=== SUPPLIED ENTRIES ===
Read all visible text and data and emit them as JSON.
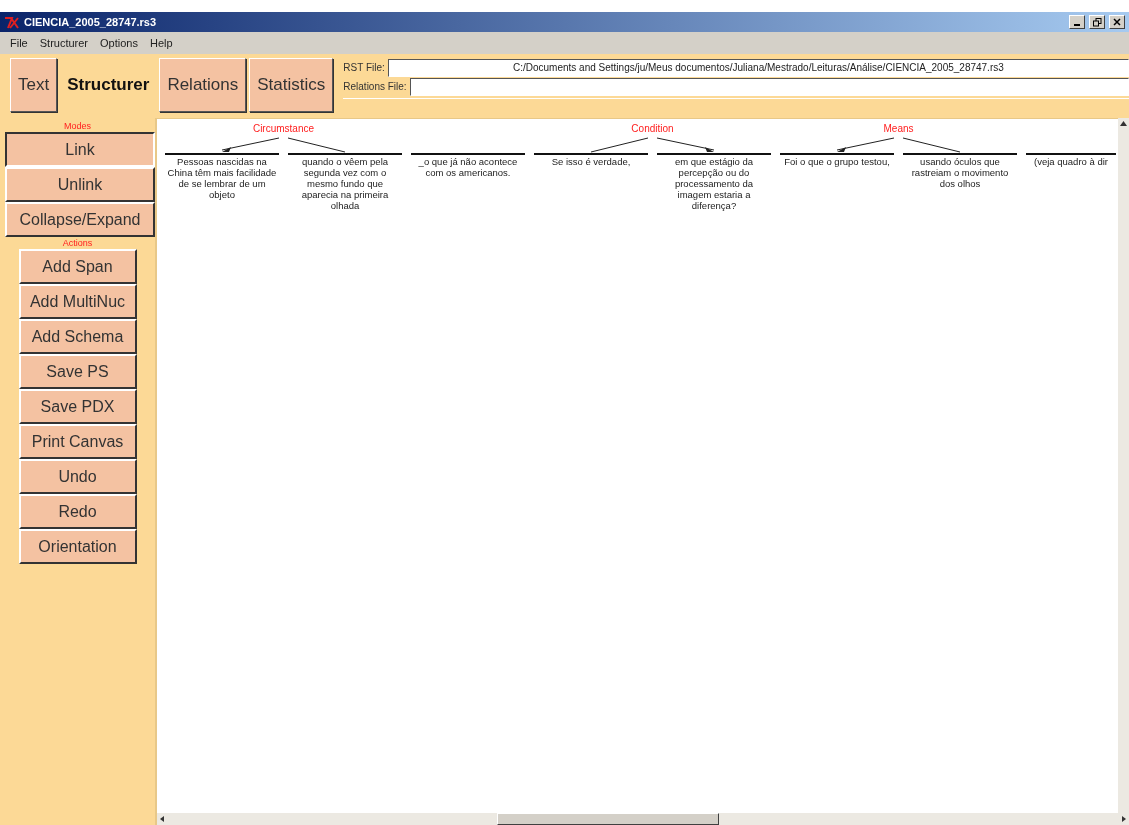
{
  "window": {
    "title": "CIENCIA_2005_28747.rs3"
  },
  "menu": [
    "File",
    "Structurer",
    "Options",
    "Help"
  ],
  "tabs": [
    {
      "label": "Text",
      "selected": false
    },
    {
      "label": "Structurer",
      "selected": true
    },
    {
      "label": "Relations",
      "selected": false
    },
    {
      "label": "Statistics",
      "selected": false
    }
  ],
  "files": [
    {
      "label": "RST File:",
      "value": "C:/Documents and Settings/ju/Meus documentos/Juliana/Mestrado/Leituras/Análise/CIENCIA_2005_28747.rs3"
    },
    {
      "label": "Relations File:"
    }
  ],
  "sidebar": {
    "modes_heading": "Modes",
    "modes": [
      {
        "label": "Link",
        "selected": true
      },
      {
        "label": "Unlink",
        "selected": false
      },
      {
        "label": "Collapse/Expand",
        "selected": false
      }
    ],
    "actions_heading": "Actions",
    "actions": [
      "Add Span",
      "Add MultiNuc",
      "Add Schema",
      "Save PS",
      "Save PDX",
      "Print Canvas",
      "Undo",
      "Redo",
      "Orientation"
    ]
  },
  "canvas": {
    "groups": [
      {
        "relation": "Circumstance",
        "segments": [
          {
            "text": "Pessoas nascidas na China têm mais facilidade de se lembrar de um objeto",
            "nucleus": true
          },
          {
            "text": "quando o vêem pela segunda vez com o mesmo fundo que aparecia na primeira olhada",
            "nucleus": false
          }
        ]
      },
      {
        "segments": [
          {
            "text": "_o que já não acontece com os americanos."
          }
        ]
      },
      {
        "relation": "Condition",
        "segments": [
          {
            "text": "Se isso é verdade,",
            "nucleus": false
          },
          {
            "text": "em que estágio da percepção ou do processamento da imagem estaria a diferença?",
            "nucleus": true
          }
        ]
      },
      {
        "relation": "Means",
        "segments": [
          {
            "text": "Foi o que o grupo testou,",
            "nucleus": true
          },
          {
            "text": "usando óculos que rastreiam o movimento dos olhos",
            "nucleus": false
          }
        ]
      },
      {
        "segments": [
          {
            "text": "(veja quadro à dir"
          }
        ]
      }
    ]
  }
}
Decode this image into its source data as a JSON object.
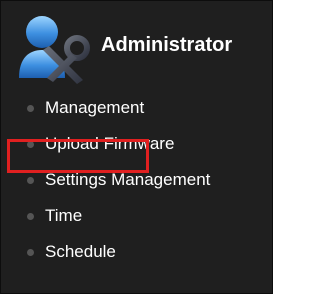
{
  "header": {
    "title": "Administrator",
    "icon": "admin-tools-icon"
  },
  "menu": {
    "items": [
      {
        "label": "Management"
      },
      {
        "label": "Upload Firmware"
      },
      {
        "label": "Settings Management"
      },
      {
        "label": "Time",
        "highlighted": true
      },
      {
        "label": "Schedule"
      }
    ]
  },
  "colors": {
    "background": "#1f1f1f",
    "text": "#ffffff",
    "bullet": "#555555",
    "highlight": "#e02020"
  }
}
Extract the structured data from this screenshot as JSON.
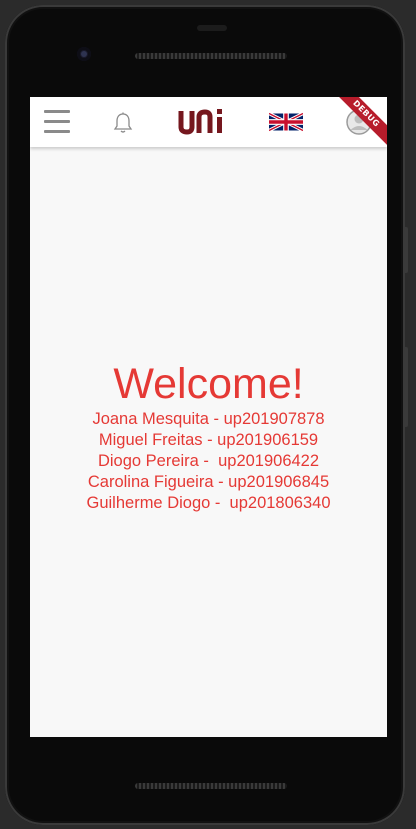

=== WHAT IS ASKED ===
Restate the entire listing word for word, excluding pictures.

=== FINISHED EXERCISE ===
Read all visible text and data and emit them as JSON.
{
  "window": {
    "title": "CIENCIA_2005_28747.rs3"
  },
  "menu": [
    "File",
    "Structurer",
    "Options",
    "Help"
  ],
  "tabs": [
    {
      "label": "Text",
      "selected": false
    },
    {
      "label": "Structurer",
      "selected": true
    },
    {
      "label": "Relations",
      "selected": false
    },
    {
      "label": "Statistics",
      "selected": false
    }
  ],
  "files": [
    {
      "label": "RST File:",
      "value": "C:/Documents and Settings/ju/Meus documentos/Juliana/Mestrado/Leituras/Análise/CIENCIA_2005_28747.rs3"
    },
    {
      "label": "Relations File:"
    }
  ],
  "sidebar": {
    "modes_heading": "Modes",
    "modes": [
      {
        "label": "Link",
        "selected": true
      },
      {
        "label": "Unlink",
        "selected": false
      },
      {
        "label": "Collapse/Expand",
        "selected": false
      }
    ],
    "actions_heading": "Actions",
    "actions": [
      "Add Span",
      "Add MultiNuc",
      "Add Schema",
      "Save PS",
      "Save PDX",
      "Print Canvas",
      "Undo",
      "Redo",
      "Orientation"
    ]
  },
  "canvas": {
    "groups": [
      {
        "relation": "Circumstance",
        "segments": [
          {
            "text": "Pessoas nascidas na China têm mais facilidade de se lembrar de um objeto",
            "nucleus": true
          },
          {
            "text": "quando o vêem pela segunda vez com o mesmo fundo que aparecia na primeira olhada",
            "nucleus": false
          }
        ]
      },
      {
        "segments": [
          {
            "text": "_o que já não acontece com os americanos."
          }
        ]
      },
      {
        "relation": "Condition",
        "segments": [
          {
            "text": "Se isso é verdade,",
            "nucleus": false
          },
          {
            "text": "em que estágio da percepção ou do processamento da imagem estaria a diferença?",
            "nucleus": true
          }
        ]
      },
      {
        "relation": "Means",
        "segments": [
          {
            "text": "Foi o que o grupo testou,",
            "nucleus": true
          },
          {
            "text": "usando óculos que rastreiam o movimento dos olhos",
            "nucleus": false
          }
        ]
      },
      {
        "segments": [
          {
            "text": "(veja quadro à dir"
          }
        ]
      }
    ]
  }
}
Decode this image into its source data as a JSON object.
{
  "header": {
    "title": "Administrator",
    "icon": "admin-tools-icon"
  },
  "menu": {
    "items": [
      {
        "label": "Management"
      },
      {
        "label": "Upload Firmware"
      },
      {
        "label": "Settings Management"
      },
      {
        "label": "Time",
        "highlighted": true
      },
      {
        "label": "Schedule"
      }
    ]
  },
  "colors": {
    "background": "#1f1f1f",
    "text": "#ffffff",
    "bullet": "#555555",
    "highlight": "#e02020"
  }
}
Extract the structured data from this screenshot as JSON.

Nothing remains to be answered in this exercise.